### Exercise directions
From the entries that follow, extract each line holding the string "bottom".

### Task input
====================

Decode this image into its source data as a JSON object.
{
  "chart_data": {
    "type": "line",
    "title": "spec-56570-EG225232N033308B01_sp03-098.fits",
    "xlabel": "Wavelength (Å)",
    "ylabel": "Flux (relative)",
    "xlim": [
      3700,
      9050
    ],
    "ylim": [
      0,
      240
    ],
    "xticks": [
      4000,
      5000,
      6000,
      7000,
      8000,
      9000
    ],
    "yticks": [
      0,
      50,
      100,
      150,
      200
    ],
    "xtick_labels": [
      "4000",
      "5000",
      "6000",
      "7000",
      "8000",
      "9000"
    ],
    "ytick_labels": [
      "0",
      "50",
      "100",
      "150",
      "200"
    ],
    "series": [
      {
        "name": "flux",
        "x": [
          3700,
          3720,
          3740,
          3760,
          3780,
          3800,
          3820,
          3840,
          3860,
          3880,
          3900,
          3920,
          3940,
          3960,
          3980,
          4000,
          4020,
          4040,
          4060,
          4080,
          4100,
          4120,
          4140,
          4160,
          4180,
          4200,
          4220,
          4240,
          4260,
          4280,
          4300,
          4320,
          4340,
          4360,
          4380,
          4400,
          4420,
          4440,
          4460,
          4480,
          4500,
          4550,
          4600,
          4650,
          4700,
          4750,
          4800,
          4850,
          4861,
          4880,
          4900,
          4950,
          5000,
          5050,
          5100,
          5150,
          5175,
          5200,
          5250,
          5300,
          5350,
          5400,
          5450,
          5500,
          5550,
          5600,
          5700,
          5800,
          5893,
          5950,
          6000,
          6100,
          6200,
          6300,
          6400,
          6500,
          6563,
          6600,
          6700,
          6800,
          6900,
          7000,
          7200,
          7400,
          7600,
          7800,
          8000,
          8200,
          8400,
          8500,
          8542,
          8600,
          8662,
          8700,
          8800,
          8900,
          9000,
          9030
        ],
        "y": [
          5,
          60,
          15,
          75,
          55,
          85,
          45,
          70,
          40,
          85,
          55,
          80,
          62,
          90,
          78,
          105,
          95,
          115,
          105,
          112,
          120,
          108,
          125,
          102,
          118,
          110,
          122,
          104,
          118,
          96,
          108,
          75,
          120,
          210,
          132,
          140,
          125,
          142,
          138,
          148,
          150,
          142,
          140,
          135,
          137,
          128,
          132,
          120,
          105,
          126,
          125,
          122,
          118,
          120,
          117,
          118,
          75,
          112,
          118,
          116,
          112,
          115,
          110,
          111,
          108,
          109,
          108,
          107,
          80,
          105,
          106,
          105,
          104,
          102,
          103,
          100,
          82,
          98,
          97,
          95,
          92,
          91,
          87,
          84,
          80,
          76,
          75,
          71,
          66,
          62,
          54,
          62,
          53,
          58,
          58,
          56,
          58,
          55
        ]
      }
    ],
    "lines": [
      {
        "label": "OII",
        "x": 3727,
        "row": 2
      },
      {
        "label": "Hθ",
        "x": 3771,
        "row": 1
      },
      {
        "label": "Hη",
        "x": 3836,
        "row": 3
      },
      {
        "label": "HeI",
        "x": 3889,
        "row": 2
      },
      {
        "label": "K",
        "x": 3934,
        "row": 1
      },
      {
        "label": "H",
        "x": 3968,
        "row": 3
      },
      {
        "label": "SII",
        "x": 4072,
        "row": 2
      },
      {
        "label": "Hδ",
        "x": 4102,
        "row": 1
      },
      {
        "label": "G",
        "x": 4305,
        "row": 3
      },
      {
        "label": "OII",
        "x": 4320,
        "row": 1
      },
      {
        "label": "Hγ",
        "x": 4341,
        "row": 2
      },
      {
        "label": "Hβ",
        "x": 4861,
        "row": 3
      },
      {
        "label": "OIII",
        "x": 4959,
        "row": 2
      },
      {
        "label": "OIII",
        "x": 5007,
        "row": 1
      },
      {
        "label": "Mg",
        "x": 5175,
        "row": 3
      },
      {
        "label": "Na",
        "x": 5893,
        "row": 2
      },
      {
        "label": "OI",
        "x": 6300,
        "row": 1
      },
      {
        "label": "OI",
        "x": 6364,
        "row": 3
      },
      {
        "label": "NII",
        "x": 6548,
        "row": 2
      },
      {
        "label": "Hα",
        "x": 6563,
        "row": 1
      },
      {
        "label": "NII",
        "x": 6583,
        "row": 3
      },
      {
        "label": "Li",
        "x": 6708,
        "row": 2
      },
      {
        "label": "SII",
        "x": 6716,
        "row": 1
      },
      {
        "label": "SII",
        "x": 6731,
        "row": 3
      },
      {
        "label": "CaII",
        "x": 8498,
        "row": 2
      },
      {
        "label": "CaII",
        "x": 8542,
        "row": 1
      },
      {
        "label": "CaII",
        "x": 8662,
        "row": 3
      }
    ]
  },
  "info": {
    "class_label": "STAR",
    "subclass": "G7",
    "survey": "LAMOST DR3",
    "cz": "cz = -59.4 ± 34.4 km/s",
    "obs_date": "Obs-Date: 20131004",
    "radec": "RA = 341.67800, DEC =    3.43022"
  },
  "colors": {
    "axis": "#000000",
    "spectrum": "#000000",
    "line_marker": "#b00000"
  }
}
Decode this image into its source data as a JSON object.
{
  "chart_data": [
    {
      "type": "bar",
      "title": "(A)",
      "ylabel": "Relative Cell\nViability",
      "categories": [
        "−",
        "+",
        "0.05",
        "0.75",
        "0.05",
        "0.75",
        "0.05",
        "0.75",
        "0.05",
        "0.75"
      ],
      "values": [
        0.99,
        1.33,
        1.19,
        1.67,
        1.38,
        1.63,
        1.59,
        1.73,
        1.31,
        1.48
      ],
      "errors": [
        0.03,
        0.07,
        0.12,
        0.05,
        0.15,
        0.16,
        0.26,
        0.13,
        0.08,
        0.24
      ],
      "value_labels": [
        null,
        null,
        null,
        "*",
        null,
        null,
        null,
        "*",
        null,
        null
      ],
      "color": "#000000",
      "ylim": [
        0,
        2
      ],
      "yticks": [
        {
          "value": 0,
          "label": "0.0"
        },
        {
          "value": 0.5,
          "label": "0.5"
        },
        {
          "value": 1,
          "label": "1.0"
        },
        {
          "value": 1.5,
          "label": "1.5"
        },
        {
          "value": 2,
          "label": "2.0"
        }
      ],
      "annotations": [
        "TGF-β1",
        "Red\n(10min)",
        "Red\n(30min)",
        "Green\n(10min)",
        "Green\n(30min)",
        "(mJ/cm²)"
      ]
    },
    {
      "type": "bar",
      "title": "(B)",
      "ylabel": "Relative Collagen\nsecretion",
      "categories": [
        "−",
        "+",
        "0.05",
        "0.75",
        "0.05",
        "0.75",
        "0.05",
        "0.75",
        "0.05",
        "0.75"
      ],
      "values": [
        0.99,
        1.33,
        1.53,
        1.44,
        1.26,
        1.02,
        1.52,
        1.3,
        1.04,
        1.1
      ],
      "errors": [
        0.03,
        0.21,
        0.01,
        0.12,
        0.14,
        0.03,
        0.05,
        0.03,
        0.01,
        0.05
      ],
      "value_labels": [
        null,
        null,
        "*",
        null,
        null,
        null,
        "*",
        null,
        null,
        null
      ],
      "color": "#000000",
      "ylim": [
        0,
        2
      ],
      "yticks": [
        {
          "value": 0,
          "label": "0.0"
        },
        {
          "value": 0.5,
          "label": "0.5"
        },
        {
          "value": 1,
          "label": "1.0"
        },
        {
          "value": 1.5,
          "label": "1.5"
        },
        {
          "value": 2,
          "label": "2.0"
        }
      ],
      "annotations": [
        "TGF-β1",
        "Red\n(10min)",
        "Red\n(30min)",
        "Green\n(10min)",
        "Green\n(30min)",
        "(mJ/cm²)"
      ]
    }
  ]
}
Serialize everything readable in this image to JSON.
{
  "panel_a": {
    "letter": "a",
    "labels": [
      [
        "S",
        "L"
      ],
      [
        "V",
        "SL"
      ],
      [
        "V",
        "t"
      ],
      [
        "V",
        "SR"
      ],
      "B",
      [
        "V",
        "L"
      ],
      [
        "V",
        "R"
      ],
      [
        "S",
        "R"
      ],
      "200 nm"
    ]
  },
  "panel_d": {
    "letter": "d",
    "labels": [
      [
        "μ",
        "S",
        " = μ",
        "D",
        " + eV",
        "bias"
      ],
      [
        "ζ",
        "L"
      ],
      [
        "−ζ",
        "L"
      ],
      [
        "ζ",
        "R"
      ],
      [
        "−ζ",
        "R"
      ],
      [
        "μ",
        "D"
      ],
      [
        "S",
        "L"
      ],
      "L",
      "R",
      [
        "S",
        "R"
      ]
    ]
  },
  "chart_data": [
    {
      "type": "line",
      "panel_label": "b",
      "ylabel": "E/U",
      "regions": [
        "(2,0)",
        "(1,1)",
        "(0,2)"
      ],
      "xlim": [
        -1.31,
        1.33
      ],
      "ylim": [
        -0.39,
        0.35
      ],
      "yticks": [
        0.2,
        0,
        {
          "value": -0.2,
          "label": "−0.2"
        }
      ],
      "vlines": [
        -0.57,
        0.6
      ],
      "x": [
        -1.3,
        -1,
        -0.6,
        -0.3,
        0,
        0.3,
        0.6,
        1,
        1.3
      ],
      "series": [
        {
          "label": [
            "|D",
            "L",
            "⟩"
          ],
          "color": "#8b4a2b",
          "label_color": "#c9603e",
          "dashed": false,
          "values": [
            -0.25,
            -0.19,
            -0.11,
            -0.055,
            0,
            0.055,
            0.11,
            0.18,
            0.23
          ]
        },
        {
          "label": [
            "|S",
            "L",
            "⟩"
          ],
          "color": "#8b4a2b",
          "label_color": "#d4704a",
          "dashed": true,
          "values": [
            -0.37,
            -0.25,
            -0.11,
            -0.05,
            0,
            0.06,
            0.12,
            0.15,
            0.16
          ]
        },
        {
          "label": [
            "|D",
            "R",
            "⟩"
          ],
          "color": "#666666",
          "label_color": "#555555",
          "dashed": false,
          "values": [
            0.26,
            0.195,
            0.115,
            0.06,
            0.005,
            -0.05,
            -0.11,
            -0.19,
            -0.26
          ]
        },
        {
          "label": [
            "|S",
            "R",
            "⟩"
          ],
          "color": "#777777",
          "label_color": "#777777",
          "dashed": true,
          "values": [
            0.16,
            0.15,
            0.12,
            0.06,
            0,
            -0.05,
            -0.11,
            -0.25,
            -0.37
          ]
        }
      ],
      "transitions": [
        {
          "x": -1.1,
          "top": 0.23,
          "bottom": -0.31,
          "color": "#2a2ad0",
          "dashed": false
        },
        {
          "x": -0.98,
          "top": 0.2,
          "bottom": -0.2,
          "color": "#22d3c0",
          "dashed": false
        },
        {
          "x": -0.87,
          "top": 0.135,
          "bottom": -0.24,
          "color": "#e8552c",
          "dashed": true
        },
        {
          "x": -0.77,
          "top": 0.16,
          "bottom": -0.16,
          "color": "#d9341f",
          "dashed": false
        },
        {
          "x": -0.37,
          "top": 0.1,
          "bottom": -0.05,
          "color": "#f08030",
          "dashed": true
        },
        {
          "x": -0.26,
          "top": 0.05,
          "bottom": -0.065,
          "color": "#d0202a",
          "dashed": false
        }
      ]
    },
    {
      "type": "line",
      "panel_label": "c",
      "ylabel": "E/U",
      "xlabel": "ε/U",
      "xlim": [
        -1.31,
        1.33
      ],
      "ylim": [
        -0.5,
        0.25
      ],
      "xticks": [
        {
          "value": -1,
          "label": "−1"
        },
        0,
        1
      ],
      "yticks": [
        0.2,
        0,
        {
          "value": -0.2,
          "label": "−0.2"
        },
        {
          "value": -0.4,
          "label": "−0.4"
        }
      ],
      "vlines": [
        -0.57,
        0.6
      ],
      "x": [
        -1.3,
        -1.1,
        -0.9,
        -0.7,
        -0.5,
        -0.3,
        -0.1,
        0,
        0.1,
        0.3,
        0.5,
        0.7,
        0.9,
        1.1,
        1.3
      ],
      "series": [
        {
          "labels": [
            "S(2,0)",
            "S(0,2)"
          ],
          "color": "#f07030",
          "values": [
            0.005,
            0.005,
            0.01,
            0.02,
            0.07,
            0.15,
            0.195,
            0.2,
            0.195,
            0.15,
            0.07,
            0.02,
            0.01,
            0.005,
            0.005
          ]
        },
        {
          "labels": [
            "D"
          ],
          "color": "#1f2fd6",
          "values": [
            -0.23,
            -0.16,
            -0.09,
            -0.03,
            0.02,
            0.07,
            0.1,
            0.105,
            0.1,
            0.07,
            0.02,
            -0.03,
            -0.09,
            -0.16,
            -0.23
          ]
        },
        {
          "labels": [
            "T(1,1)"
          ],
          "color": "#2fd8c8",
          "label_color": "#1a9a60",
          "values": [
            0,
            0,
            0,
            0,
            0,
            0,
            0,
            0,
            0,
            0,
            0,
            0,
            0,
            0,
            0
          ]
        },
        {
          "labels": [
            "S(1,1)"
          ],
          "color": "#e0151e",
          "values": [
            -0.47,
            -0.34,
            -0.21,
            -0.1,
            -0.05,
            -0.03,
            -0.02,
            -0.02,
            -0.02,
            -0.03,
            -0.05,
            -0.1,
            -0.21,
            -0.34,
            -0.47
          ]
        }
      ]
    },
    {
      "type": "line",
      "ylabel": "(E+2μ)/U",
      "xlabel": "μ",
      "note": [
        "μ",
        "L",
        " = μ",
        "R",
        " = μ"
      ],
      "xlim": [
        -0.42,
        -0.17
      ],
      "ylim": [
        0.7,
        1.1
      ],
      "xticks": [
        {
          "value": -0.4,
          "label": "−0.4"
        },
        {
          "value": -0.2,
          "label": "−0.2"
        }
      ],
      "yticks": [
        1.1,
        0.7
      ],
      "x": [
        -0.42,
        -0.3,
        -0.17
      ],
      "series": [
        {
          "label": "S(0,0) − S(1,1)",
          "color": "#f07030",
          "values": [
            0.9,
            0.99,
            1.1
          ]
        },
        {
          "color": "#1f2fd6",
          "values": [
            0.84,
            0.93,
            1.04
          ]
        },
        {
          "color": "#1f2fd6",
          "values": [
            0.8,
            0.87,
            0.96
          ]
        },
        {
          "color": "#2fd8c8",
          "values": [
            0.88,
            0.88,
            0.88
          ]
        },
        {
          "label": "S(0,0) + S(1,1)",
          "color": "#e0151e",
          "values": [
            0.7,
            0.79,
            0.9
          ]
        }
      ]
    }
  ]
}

====================

### Solved exercise
          "bottom": -0.31,
          "bottom": -0.2,
          "bottom": -0.24,
          "bottom": -0.16,
          "bottom": -0.05,
          "bottom": -0.065,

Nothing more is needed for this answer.